**Set problem**
Output the full listing below exactly, without the pictures.

**Raw records**
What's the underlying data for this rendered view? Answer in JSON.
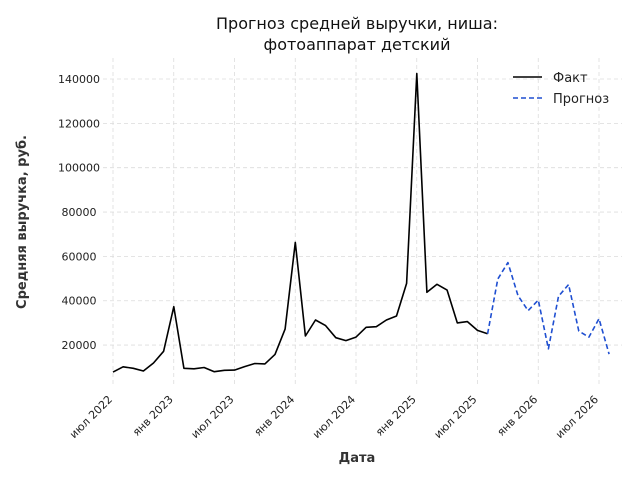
{
  "chart_data": {
    "type": "line",
    "title": "Прогноз средней выручки, ниша:",
    "subtitle": "фотоаппарат детский",
    "xlabel": "Дата",
    "ylabel": "Средняя выручка, руб.",
    "grid": true,
    "legend_position": "top-right",
    "ylim": [
      0,
      150000
    ],
    "x_tick_labels": [
      "июл 2022",
      "янв 2023",
      "июл 2023",
      "янв 2024",
      "июл 2024",
      "янв 2025",
      "июл 2025",
      "янв 2026",
      "июл 2026"
    ],
    "x_tick_months": [
      0,
      6,
      12,
      18,
      24,
      30,
      36,
      42,
      48
    ],
    "y_ticks": [
      20000,
      40000,
      60000,
      80000,
      100000,
      120000,
      140000
    ],
    "series": [
      {
        "name": "Факт",
        "color": "#000000",
        "style": "solid",
        "months": [
          0,
          1,
          2,
          3,
          4,
          5,
          6,
          7,
          8,
          9,
          10,
          11,
          12,
          13,
          14,
          15,
          16,
          17,
          18,
          19,
          20,
          21,
          22,
          23,
          24,
          25,
          26,
          27,
          28,
          29,
          30,
          31,
          32,
          33,
          34,
          35,
          36,
          37
        ],
        "values": [
          7800,
          10200,
          9500,
          8300,
          11900,
          17200,
          37300,
          9500,
          9300,
          9900,
          8000,
          8600,
          8700,
          10300,
          11700,
          11500,
          15800,
          27200,
          66300,
          24100,
          31300,
          28800,
          23300,
          22000,
          23600,
          28000,
          28300,
          31300,
          33100,
          47800,
          142500,
          43800,
          47400,
          44800,
          30000,
          30600,
          26600,
          25100
        ]
      },
      {
        "name": "Прогноз",
        "color": "#1f4fd1",
        "style": "dashed",
        "months": [
          37,
          38,
          39,
          40,
          41,
          42,
          43,
          44,
          45,
          46,
          47,
          48,
          49
        ],
        "values": [
          25100,
          49800,
          57200,
          42300,
          35500,
          40300,
          18300,
          42000,
          47300,
          26300,
          23600,
          31900,
          15900
        ]
      }
    ]
  }
}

**Finished exercise**
What's the underlying data for this rendered view? Answer in JSON.
{
  "chart_data": {
    "type": "line",
    "title": "Прогноз средней выручки, ниша:",
    "subtitle": "фотоаппарат детский",
    "xlabel": "Дата",
    "ylabel": "Средняя выручка, руб.",
    "grid": true,
    "legend_position": "top-right",
    "ylim": [
      0,
      150000
    ],
    "x_tick_labels": [
      "июл 2022",
      "янв 2023",
      "июл 2023",
      "янв 2024",
      "июл 2024",
      "янв 2025",
      "июл 2025",
      "янв 2026",
      "июл 2026"
    ],
    "x_tick_months": [
      0,
      6,
      12,
      18,
      24,
      30,
      36,
      42,
      48
    ],
    "y_ticks": [
      20000,
      40000,
      60000,
      80000,
      100000,
      120000,
      140000
    ],
    "series": [
      {
        "name": "Факт",
        "color": "#000000",
        "style": "solid",
        "months": [
          0,
          1,
          2,
          3,
          4,
          5,
          6,
          7,
          8,
          9,
          10,
          11,
          12,
          13,
          14,
          15,
          16,
          17,
          18,
          19,
          20,
          21,
          22,
          23,
          24,
          25,
          26,
          27,
          28,
          29,
          30,
          31,
          32,
          33,
          34,
          35,
          36,
          37
        ],
        "values": [
          7800,
          10200,
          9500,
          8300,
          11900,
          17200,
          37300,
          9500,
          9300,
          9900,
          8000,
          8600,
          8700,
          10300,
          11700,
          11500,
          15800,
          27200,
          66300,
          24100,
          31300,
          28800,
          23300,
          22000,
          23600,
          28000,
          28300,
          31300,
          33100,
          47800,
          142500,
          43800,
          47400,
          44800,
          30000,
          30600,
          26600,
          25100
        ]
      },
      {
        "name": "Прогноз",
        "color": "#1f4fd1",
        "style": "dashed",
        "months": [
          37,
          38,
          39,
          40,
          41,
          42,
          43,
          44,
          45,
          46,
          47,
          48,
          49
        ],
        "values": [
          25100,
          49800,
          57200,
          42300,
          35500,
          40300,
          18300,
          42000,
          47300,
          26300,
          23600,
          31900,
          15900
        ]
      }
    ]
  }
}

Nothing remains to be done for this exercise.